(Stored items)
§ §

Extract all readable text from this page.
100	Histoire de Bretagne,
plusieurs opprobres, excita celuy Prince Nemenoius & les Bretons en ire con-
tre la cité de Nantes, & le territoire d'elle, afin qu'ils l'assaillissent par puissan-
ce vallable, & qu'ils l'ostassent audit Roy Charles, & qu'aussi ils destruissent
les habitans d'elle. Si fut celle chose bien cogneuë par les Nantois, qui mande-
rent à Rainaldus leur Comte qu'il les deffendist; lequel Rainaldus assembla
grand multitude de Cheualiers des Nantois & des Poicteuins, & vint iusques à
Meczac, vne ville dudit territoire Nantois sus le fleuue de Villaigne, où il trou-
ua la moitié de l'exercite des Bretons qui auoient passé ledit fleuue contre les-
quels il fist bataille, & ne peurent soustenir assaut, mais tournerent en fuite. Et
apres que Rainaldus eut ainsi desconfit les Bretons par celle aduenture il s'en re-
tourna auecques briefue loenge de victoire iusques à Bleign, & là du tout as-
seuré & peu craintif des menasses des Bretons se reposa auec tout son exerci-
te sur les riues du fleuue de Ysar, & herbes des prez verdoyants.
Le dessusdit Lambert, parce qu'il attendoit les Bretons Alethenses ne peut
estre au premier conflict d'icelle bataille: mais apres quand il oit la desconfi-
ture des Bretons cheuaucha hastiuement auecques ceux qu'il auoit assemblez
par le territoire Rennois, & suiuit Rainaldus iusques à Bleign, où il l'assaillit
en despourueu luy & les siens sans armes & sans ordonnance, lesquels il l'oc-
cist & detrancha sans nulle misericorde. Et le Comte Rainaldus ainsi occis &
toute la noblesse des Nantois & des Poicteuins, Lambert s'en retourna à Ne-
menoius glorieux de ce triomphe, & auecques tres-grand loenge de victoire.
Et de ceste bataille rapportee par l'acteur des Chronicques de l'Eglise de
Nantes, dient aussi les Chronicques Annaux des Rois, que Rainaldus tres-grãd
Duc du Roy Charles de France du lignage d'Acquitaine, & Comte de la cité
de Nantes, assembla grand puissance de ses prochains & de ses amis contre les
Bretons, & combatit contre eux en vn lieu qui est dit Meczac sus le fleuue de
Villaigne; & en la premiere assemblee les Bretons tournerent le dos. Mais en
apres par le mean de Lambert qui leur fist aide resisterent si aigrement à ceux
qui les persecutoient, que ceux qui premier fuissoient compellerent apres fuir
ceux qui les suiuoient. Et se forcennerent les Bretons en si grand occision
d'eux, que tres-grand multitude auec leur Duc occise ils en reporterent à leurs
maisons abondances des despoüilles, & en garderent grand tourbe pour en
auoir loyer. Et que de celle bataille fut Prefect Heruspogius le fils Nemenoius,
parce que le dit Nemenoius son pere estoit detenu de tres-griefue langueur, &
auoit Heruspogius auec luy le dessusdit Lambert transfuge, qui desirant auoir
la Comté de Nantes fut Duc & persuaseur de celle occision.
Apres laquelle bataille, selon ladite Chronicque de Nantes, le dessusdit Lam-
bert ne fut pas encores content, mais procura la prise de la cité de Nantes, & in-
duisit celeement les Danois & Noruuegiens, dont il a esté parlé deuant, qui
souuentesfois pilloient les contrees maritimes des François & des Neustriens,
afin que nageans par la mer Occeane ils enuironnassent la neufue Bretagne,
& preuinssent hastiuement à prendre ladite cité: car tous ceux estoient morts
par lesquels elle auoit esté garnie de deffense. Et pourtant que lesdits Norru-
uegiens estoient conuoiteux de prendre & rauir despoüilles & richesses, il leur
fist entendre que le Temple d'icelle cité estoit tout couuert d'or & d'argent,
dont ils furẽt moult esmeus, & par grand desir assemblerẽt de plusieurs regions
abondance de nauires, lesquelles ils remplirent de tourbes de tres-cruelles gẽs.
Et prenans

§ §

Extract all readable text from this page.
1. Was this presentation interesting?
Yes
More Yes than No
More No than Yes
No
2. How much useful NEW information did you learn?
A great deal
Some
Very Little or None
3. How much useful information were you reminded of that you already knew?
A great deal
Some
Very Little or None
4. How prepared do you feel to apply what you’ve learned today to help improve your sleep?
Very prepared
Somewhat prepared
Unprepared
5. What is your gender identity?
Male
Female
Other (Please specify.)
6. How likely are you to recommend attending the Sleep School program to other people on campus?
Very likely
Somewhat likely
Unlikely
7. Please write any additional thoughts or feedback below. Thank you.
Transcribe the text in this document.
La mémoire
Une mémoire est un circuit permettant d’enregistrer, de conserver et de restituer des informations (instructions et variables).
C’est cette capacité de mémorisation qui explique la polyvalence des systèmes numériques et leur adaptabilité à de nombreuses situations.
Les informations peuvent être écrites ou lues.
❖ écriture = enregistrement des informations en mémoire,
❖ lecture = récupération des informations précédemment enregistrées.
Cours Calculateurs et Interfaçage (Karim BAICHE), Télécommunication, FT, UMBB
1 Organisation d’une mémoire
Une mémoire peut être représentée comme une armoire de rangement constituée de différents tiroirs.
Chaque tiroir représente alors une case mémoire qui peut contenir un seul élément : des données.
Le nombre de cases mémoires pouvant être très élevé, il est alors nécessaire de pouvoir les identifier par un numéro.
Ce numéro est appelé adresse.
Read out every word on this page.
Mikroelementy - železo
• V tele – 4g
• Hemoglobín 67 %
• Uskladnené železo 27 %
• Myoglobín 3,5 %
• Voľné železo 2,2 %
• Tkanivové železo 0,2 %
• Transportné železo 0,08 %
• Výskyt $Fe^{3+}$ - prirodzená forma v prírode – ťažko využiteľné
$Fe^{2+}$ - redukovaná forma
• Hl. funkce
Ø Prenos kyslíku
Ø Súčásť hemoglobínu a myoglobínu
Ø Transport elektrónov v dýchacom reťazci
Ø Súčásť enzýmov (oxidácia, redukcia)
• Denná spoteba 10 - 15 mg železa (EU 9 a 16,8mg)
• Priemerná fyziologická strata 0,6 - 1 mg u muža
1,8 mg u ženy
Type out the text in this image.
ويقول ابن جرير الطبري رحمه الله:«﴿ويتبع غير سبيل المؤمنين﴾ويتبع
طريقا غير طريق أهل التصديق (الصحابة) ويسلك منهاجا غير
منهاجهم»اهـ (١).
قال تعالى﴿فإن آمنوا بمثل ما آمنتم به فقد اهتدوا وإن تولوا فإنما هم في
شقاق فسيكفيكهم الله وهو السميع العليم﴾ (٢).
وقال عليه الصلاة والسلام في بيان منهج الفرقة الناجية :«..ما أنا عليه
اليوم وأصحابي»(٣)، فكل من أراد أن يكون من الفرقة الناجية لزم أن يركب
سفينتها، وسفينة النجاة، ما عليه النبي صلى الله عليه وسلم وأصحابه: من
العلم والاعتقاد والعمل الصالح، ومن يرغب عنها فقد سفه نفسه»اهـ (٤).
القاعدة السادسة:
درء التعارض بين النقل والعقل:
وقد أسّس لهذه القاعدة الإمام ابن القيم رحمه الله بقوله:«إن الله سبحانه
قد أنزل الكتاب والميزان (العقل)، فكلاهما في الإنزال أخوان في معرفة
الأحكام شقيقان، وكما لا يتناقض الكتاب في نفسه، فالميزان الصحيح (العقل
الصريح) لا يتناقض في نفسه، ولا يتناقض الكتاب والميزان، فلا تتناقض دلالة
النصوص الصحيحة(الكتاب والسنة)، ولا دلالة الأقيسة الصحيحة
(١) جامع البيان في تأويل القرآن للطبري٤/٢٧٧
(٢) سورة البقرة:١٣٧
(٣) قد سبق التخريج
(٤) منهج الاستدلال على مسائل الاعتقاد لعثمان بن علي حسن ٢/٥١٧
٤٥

§ §

Which lines of the data include "Chronicques"? Copy each of them.

(THE REPLY)
Et de ceste bataille rapportee par l'acteur des Chronicques de l'Eglise de
Nantes, dient aussi les Chronicques Annaux des Rois, que Rainaldus tres-grãd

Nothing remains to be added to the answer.